● EXERCISE INSTRUCTIONS: Count how many lines include "врача" and answer with that number only.

● INPUT ROWS:

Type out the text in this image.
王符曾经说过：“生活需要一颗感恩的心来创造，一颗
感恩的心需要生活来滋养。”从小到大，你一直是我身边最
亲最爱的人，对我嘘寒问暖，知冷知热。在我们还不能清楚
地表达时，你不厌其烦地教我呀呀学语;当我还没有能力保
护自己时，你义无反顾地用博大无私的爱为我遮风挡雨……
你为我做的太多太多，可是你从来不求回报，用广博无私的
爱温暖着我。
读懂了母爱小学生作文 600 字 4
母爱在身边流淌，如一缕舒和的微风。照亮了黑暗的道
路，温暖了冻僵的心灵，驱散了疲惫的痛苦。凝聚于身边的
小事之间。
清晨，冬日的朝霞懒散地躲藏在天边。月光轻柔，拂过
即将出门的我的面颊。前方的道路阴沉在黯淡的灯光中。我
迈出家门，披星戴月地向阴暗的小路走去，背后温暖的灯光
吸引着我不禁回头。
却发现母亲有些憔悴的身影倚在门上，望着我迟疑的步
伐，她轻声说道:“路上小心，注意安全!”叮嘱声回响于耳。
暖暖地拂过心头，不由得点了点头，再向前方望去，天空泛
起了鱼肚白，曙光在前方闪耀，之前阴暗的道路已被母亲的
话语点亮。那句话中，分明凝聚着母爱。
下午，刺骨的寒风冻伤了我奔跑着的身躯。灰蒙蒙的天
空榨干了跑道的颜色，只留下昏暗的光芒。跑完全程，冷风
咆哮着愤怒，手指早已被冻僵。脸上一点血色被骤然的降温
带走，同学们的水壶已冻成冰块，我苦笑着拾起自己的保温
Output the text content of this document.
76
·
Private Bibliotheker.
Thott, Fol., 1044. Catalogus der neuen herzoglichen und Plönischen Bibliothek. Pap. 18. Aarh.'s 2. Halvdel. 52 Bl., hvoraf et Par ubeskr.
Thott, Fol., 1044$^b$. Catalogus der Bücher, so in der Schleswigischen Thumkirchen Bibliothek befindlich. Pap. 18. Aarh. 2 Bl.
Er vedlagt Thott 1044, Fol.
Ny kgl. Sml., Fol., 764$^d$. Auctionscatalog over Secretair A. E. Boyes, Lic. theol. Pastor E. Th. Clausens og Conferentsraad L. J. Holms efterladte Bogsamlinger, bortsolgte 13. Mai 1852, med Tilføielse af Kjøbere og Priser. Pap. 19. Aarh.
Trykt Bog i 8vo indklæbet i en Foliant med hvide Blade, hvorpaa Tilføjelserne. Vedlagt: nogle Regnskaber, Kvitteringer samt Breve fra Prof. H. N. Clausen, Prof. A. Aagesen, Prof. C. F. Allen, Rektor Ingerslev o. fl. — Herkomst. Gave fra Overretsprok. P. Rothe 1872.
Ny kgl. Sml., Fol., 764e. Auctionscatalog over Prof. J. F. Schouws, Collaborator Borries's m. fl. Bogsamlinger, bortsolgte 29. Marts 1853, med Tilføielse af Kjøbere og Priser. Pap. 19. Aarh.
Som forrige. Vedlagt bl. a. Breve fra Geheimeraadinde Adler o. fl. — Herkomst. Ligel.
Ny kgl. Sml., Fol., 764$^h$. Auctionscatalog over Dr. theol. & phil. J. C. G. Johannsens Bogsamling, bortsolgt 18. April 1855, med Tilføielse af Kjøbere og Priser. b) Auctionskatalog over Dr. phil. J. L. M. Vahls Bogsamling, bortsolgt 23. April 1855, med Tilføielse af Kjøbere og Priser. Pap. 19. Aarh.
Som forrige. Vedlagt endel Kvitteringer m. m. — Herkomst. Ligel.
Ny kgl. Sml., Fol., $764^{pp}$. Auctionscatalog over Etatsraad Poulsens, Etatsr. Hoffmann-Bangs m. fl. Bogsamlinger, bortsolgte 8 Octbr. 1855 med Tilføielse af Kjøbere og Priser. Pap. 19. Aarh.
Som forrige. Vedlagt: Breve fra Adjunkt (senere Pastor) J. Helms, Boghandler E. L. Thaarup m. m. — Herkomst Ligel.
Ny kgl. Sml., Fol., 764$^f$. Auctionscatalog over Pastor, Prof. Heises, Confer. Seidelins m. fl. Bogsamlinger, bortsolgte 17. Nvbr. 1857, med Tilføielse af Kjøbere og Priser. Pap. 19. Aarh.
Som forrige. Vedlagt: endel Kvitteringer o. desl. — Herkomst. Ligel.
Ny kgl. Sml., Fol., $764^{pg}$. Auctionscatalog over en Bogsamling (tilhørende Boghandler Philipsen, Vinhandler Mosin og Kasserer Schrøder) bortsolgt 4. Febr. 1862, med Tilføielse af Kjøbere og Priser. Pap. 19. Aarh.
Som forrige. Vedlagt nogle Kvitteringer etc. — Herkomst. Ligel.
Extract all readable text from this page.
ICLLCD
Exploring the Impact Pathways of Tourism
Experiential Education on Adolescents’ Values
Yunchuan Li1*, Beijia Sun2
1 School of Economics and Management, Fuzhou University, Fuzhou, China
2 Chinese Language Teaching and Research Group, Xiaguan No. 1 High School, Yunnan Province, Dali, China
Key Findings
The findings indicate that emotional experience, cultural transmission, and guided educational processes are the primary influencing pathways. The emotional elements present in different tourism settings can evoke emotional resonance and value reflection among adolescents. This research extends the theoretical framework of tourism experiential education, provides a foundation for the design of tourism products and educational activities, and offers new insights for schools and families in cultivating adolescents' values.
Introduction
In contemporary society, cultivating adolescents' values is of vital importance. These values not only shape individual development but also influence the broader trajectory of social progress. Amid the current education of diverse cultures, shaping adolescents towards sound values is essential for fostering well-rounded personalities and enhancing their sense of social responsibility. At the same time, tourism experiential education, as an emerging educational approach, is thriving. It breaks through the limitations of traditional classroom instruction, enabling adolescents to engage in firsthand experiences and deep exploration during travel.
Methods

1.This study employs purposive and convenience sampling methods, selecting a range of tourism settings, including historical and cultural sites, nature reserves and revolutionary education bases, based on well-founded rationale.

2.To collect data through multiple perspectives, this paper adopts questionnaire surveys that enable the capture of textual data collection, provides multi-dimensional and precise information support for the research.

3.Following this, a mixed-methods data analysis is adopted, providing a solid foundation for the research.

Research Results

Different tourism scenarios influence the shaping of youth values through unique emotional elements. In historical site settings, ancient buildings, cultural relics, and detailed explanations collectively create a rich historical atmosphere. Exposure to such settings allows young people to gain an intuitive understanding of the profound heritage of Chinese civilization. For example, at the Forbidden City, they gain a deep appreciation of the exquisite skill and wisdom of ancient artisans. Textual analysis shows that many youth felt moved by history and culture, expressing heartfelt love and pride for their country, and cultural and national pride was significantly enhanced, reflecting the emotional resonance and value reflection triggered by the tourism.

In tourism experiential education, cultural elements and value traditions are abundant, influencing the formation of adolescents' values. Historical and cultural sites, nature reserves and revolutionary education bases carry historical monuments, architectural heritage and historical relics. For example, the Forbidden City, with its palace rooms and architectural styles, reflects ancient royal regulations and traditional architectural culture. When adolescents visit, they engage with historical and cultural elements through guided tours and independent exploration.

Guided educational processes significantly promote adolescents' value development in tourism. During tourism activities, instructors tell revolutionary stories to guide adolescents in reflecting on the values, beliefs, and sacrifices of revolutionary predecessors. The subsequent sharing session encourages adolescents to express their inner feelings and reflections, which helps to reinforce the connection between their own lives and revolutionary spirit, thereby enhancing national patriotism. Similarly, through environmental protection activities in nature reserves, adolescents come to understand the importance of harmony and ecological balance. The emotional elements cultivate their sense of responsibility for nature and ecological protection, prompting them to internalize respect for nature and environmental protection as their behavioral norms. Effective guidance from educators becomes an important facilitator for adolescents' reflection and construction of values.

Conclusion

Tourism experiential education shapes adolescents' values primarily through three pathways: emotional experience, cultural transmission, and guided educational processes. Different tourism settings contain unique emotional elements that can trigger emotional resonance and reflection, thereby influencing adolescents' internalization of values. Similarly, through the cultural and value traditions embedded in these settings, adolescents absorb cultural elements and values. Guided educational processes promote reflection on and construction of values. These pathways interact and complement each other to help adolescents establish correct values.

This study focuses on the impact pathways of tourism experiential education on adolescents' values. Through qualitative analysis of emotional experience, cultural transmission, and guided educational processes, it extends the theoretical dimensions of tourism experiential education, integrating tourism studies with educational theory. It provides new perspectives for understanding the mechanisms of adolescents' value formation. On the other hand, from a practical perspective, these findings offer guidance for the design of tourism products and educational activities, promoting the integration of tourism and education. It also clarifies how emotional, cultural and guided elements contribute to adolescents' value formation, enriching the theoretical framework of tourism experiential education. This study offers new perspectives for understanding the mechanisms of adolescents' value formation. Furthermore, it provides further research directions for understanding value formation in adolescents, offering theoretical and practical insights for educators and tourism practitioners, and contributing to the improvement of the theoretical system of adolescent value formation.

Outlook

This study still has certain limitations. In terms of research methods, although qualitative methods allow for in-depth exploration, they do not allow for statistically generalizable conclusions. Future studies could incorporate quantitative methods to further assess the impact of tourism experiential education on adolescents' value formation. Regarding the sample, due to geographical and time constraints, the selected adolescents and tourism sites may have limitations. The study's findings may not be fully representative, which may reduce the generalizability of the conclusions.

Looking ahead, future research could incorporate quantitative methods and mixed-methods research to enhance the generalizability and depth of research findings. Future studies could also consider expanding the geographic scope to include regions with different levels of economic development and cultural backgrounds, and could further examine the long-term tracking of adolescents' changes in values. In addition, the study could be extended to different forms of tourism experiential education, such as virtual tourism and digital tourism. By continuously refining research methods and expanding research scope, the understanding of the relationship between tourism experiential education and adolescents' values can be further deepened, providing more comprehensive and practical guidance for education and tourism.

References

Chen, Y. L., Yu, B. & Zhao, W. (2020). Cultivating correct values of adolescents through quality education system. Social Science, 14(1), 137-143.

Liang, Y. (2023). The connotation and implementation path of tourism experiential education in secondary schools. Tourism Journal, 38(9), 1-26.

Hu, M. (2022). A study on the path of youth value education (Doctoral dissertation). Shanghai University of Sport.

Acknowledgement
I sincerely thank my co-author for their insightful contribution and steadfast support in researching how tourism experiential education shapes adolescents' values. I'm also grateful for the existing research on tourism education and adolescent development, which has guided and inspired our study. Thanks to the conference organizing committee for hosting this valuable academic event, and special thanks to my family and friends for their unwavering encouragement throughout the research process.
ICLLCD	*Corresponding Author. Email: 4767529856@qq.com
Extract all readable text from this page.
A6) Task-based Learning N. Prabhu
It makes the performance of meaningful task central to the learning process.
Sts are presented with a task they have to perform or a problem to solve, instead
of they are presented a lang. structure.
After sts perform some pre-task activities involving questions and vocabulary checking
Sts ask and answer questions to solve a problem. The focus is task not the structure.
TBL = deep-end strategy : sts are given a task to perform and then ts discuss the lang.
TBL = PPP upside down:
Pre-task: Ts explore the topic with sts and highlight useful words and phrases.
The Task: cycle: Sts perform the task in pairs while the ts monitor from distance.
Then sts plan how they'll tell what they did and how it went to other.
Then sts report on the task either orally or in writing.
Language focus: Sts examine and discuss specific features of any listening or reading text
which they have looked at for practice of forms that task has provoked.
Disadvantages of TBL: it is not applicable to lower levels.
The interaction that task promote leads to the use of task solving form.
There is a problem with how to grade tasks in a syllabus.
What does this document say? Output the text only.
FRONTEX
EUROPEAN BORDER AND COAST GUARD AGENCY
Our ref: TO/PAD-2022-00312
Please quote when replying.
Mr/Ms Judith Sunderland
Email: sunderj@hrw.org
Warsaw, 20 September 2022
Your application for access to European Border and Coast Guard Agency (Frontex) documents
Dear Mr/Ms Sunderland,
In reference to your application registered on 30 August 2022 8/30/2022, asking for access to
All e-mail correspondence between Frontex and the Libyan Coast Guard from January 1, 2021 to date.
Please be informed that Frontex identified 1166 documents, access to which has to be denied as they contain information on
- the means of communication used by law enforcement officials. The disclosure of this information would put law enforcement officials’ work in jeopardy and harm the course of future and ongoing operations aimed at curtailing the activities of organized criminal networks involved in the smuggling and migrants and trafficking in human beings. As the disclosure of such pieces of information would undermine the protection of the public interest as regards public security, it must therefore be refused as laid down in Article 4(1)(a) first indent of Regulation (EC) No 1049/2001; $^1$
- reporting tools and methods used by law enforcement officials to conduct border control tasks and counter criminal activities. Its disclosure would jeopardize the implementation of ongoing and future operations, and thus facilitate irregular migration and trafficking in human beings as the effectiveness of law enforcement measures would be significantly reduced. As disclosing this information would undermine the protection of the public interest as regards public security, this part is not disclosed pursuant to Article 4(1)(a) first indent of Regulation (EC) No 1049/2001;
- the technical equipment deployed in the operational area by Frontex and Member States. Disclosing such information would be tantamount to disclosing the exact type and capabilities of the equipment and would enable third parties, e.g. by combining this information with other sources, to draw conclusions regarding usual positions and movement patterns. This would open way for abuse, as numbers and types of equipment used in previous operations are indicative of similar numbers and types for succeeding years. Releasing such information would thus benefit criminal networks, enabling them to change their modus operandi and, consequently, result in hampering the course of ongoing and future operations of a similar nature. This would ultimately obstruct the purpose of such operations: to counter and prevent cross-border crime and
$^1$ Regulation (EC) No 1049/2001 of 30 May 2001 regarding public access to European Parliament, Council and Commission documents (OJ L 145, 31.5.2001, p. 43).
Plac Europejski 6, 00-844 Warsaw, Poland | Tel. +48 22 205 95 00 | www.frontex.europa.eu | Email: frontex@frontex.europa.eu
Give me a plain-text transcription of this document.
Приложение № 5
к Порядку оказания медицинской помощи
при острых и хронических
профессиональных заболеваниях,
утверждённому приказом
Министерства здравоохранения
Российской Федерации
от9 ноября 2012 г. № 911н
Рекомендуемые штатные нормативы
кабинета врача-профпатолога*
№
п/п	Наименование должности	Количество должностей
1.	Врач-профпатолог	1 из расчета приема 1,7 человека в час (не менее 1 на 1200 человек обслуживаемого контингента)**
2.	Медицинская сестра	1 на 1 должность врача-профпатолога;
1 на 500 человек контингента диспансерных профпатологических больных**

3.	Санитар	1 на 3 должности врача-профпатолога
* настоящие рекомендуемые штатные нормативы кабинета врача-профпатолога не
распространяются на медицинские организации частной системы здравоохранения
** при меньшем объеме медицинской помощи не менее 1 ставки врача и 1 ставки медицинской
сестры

● TASK ANSWER: 5